Goal:
Lines before the one containing "Transcribe the text in this document." are excluded; retype that line and all remaining lines of the material exactly.

Data in this exercise:
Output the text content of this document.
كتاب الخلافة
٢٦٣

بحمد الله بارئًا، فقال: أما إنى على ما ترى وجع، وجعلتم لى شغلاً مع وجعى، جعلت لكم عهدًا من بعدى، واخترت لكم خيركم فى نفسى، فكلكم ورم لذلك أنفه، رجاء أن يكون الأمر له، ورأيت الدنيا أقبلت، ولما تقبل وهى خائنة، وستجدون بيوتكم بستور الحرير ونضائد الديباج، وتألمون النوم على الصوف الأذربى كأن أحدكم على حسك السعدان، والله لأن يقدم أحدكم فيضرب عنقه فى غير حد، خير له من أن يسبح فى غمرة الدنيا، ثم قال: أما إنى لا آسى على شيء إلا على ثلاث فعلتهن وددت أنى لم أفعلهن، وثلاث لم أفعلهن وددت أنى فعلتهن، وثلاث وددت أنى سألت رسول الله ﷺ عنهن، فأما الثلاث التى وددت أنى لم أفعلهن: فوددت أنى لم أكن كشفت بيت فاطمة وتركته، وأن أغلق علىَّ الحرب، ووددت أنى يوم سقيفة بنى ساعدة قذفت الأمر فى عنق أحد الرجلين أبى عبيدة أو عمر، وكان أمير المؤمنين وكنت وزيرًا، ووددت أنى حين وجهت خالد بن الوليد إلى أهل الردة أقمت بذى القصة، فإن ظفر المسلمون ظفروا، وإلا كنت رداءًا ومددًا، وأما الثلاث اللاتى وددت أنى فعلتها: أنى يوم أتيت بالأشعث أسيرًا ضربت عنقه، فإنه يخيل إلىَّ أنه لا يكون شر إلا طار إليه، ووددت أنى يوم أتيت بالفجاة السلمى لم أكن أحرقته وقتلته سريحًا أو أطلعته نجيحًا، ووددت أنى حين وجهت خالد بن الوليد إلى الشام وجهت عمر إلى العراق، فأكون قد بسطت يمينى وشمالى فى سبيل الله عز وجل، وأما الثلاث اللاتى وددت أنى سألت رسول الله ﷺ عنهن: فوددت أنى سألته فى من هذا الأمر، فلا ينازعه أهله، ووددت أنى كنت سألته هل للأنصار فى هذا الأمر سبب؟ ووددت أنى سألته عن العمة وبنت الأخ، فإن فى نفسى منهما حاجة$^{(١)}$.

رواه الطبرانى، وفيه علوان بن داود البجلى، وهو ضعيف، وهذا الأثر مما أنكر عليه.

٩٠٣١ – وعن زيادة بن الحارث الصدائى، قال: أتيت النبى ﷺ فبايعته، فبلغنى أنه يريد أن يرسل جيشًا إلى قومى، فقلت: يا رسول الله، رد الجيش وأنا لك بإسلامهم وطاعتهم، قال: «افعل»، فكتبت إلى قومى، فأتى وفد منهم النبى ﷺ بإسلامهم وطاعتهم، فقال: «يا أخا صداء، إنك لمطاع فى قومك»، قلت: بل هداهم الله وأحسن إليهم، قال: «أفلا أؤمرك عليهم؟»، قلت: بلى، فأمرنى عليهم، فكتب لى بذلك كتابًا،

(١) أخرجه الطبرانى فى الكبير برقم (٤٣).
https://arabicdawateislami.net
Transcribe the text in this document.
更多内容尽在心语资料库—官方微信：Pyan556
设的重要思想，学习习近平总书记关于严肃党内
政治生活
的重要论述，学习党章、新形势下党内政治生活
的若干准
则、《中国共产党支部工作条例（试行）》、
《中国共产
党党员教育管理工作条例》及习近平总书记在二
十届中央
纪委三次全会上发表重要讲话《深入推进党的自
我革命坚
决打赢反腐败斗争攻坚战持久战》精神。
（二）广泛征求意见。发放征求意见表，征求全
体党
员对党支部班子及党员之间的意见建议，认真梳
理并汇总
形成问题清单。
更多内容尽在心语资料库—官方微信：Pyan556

Solution for this problem:
Transcribe the text in this document.
更多内容尽在心语资料库—官方微信：Pyan556
设的重要思想，学习习近平总书记关于严肃党内
政治生活
的重要论述，学习党章、新形势下党内政治生活
的若干准
则、《中国共产党支部工作条例（试行）》、
《中国共产
党党员教育管理工作条例》及习近平总书记在二
十届中央
纪委三次全会上发表重要讲话《深入推进党的自
我革命坚
决打赢反腐败斗争攻坚战持久战》精神。
（二）广泛征求意见。发放征求意见表，征求全
体党
员对党支部班子及党员之间的意见建议，认真梳
理并汇总
形成问题清单。
更多内容尽在心语资料库—官方微信：Pyan556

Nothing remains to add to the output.